■ **PROBLEM DETAILS**: Find every line containing the word "Étude" in the records below; report only how many there are.

■ **RECORDS**:
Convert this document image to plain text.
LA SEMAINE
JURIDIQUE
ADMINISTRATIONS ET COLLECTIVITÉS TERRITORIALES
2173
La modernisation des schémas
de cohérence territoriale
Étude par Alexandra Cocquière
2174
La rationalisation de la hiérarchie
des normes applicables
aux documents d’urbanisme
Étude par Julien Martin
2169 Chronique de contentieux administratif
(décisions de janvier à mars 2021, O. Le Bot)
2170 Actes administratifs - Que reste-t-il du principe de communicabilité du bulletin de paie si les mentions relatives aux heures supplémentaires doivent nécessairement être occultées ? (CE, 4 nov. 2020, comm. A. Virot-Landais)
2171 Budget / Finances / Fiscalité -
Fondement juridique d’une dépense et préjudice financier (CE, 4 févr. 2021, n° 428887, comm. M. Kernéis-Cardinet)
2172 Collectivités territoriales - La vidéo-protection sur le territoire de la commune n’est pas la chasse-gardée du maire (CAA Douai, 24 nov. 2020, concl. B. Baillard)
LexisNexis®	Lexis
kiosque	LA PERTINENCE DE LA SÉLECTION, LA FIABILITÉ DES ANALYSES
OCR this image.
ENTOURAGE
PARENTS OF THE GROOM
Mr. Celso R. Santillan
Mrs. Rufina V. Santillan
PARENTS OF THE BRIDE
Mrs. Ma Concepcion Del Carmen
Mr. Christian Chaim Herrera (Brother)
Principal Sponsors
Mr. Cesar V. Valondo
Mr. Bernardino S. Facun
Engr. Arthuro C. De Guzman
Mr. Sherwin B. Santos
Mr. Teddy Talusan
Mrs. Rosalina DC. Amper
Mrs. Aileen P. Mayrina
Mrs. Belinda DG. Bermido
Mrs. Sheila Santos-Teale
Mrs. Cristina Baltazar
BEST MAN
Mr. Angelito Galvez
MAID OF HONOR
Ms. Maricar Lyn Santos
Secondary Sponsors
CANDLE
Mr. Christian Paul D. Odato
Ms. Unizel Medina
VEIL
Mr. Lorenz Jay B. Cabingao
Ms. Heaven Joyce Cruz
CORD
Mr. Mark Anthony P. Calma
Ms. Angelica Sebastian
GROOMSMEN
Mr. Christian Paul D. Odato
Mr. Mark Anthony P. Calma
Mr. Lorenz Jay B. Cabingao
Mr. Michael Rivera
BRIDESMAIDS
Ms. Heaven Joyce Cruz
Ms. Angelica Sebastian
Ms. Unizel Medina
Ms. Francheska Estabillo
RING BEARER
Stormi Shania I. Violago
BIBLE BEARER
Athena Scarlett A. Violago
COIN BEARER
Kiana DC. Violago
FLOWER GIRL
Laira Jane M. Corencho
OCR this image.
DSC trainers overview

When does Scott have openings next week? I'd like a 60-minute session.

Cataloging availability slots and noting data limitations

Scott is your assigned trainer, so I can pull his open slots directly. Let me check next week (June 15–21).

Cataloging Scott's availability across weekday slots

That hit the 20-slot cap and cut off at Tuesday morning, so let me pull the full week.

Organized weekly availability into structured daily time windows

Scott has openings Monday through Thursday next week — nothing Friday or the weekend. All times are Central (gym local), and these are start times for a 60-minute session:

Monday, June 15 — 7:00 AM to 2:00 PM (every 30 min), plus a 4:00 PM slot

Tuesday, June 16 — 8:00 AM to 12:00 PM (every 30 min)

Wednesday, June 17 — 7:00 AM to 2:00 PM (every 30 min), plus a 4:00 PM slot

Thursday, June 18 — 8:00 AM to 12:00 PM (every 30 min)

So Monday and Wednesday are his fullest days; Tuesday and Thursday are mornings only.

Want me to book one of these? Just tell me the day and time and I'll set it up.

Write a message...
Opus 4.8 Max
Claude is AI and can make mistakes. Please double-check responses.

■ **RESPONSE TO THIS EXERCISE**: 2